## WORK TO BE COMPLETED
In full and without alteration, repeat the material.

## DATA SECTION

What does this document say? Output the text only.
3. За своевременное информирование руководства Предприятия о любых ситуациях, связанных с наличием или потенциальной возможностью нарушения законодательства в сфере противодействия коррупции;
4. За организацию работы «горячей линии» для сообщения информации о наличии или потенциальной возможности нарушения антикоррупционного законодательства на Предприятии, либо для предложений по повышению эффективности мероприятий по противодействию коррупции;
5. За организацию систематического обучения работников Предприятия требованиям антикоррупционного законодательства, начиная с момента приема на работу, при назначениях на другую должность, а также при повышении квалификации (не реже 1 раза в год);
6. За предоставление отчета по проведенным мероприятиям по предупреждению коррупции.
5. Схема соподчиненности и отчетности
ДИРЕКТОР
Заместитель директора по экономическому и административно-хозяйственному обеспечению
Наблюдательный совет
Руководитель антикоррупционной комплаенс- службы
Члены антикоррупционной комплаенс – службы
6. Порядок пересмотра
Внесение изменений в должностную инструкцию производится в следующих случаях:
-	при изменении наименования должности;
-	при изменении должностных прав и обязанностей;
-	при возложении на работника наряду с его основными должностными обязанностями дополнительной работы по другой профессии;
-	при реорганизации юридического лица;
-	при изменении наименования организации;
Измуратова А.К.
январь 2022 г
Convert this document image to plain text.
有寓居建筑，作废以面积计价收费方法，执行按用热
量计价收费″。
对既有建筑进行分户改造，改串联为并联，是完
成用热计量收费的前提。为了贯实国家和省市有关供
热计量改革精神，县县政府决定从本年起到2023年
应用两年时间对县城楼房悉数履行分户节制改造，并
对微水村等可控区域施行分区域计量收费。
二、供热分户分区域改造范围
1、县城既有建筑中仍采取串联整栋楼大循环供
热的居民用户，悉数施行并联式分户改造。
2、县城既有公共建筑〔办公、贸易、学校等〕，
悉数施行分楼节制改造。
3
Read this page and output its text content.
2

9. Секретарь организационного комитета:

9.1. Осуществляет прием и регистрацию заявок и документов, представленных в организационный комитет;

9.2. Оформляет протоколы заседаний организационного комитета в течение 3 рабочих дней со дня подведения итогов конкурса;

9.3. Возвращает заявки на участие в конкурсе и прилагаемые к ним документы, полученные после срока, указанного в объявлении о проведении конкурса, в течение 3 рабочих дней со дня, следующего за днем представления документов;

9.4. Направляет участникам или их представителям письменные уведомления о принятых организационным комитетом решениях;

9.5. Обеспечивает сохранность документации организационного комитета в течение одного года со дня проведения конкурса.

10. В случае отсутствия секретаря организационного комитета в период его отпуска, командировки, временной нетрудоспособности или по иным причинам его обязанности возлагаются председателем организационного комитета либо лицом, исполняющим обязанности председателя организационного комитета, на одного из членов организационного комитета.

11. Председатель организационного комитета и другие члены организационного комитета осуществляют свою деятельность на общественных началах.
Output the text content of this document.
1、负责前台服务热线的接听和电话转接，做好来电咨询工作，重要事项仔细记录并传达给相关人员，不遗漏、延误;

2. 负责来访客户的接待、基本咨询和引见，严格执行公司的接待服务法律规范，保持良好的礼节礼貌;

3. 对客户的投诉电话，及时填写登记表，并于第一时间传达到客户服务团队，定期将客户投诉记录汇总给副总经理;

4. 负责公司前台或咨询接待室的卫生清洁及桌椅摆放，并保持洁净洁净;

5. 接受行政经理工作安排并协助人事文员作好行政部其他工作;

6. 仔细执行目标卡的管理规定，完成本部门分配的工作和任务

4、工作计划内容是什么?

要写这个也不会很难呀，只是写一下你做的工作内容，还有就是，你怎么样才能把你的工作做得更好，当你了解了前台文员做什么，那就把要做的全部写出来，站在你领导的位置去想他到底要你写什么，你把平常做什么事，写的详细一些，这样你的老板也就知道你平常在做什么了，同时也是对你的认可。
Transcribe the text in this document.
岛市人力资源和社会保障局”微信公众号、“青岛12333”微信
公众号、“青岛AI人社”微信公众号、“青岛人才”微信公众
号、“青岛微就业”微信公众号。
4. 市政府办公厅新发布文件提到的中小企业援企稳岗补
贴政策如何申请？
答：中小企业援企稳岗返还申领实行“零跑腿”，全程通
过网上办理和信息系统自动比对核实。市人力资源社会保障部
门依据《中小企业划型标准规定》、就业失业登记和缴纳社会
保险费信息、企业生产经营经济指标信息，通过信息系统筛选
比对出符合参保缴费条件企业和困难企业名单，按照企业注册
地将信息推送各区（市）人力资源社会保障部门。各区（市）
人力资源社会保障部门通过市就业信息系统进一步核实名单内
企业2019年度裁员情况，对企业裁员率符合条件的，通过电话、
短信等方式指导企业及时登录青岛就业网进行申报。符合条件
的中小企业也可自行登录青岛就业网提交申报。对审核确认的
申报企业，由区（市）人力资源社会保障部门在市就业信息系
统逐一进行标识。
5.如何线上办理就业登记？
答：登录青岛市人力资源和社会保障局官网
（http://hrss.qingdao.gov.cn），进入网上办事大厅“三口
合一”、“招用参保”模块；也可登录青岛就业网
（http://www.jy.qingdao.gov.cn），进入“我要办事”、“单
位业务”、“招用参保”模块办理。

## FULL SOLUTION
What does this document say? Output the text only.
3. За своевременное информирование руководства Предприятия о любых ситуациях, связанных с наличием или потенциальной возможностью нарушения законодательства в сфере противодействия коррупции;
4. За организацию работы «горячей линии» для сообщения информации о наличии или потенциальной возможности нарушения антикоррупционного законодательства на Предприятии, либо для предложений по повышению эффективности мероприятий по противодействию коррупции;
5. За организацию систематического обучения работников Предприятия требованиям антикоррупционного законодательства, начиная с момента приема на работу, при назначениях на другую должность, а также при повышении квалификации (не реже 1 раза в год);
6. За предоставление отчета по проведенным мероприятиям по предупреждению коррупции.
5. Схема соподчиненности и отчетности
ДИРЕКТОР
Заместитель директора по экономическому и административно-хозяйственному обеспечению
Наблюдательный совет
Руководитель антикоррупционной комплаенс- службы
Члены антикоррупционной комплаенс – службы
6. Порядок пересмотра
Внесение изменений в должностную инструкцию производится в следующих случаях:
-	при изменении наименования должности;
-	при изменении должностных прав и обязанностей;
-	при возложении на работника наряду с его основными должностными обязанностями дополнительной работы по другой профессии;
-	при реорганизации юридического лица;
-	при изменении наименования организации;
Измуратова А.К.
январь 2022 г
Convert this document image to plain text.
有寓居建筑，作废以面积计价收费方法，执行按用热
量计价收费″。
对既有建筑进行分户改造，改串联为并联，是完
成用热计量收费的前提。为了贯实国家和省市有关供
热计量改革精神，县县政府决定从本年起到2023年
应用两年时间对县城楼房悉数履行分户节制改造，并
对微水村等可控区域施行分区域计量收费。
二、供热分户分区域改造范围
1、县城既有建筑中仍采取串联整栋楼大循环供
热的居民用户，悉数施行并联式分户改造。
2、县城既有公共建筑〔办公、贸易、学校等〕，
悉数施行分楼节制改造。
3
Read this page and output its text content.
2

9. Секретарь организационного комитета:

9.1. Осуществляет прием и регистрацию заявок и документов, представленных в организационный комитет;

9.2. Оформляет протоколы заседаний организационного комитета в течение 3 рабочих дней со дня подведения итогов конкурса;

9.3. Возвращает заявки на участие в конкурсе и прилагаемые к ним документы, полученные после срока, указанного в объявлении о проведении конкурса, в течение 3 рабочих дней со дня, следующего за днем представления документов;

9.4. Направляет участникам или их представителям письменные уведомления о принятых организационным комитетом решениях;

9.5. Обеспечивает сохранность документации организационного комитета в течение одного года со дня проведения конкурса.

10. В случае отсутствия секретаря организационного комитета в период его отпуска, командировки, временной нетрудоспособности или по иным причинам его обязанности возлагаются председателем организационного комитета либо лицом, исполняющим обязанности председателя организационного комитета, на одного из членов организационного комитета.

11. Председатель организационного комитета и другие члены организационного комитета осуществляют свою деятельность на общественных началах.
Output the text content of this document.
1、负责前台服务热线的接听和电话转接，做好来电咨询工作，重要事项仔细记录并传达给相关人员，不遗漏、延误;

2. 负责来访客户的接待、基本咨询和引见，严格执行公司的接待服务法律规范，保持良好的礼节礼貌;

3. 对客户的投诉电话，及时填写登记表，并于第一时间传达到客户服务团队，定期将客户投诉记录汇总给副总经理;

4. 负责公司前台或咨询接待室的卫生清洁及桌椅摆放，并保持洁净洁净;

5. 接受行政经理工作安排并协助人事文员作好行政部其他工作;

6. 仔细执行目标卡的管理规定，完成本部门分配的工作和任务

4、工作计划内容是什么?

要写这个也不会很难呀，只是写一下你做的工作内容，还有就是，你怎么样才能把你的工作做得更好，当你了解了前台文员做什么，那就把要做的全部写出来，站在你领导的位置去想他到底要你写什么，你把平常做什么事，写的详细一些，这样你的老板也就知道你平常在做什么了，同时也是对你的认可。
Transcribe the text in this document.
岛市人力资源和社会保障局”微信公众号、“青岛12333”微信
公众号、“青岛AI人社”微信公众号、“青岛人才”微信公众
号、“青岛微就业”微信公众号。
4. 市政府办公厅新发布文件提到的中小企业援企稳岗补
贴政策如何申请？
答：中小企业援企稳岗返还申领实行“零跑腿”，全程通
过网上办理和信息系统自动比对核实。市人力资源社会保障部
门依据《中小企业划型标准规定》、就业失业登记和缴纳社会
保险费信息、企业生产经营经济指标信息，通过信息系统筛选
比对出符合参保缴费条件企业和困难企业名单，按照企业注册
地将信息推送各区（市）人力资源社会保障部门。各区（市）
人力资源社会保障部门通过市就业信息系统进一步核实名单内
企业2019年度裁员情况，对企业裁员率符合条件的，通过电话、
短信等方式指导企业及时登录青岛就业网进行申报。符合条件
的中小企业也可自行登录青岛就业网提交申报。对审核确认的
申报企业，由区（市）人力资源社会保障部门在市就业信息系
统逐一进行标识。
5.如何线上办理就业登记？
答：登录青岛市人力资源和社会保障局官网
（http://hrss.qingdao.gov.cn），进入网上办事大厅“三口
合一”、“招用参保”模块；也可登录青岛就业网
（http://www.jy.qingdao.gov.cn），进入“我要办事”、“单
位业务”、“招用参保”模块办理。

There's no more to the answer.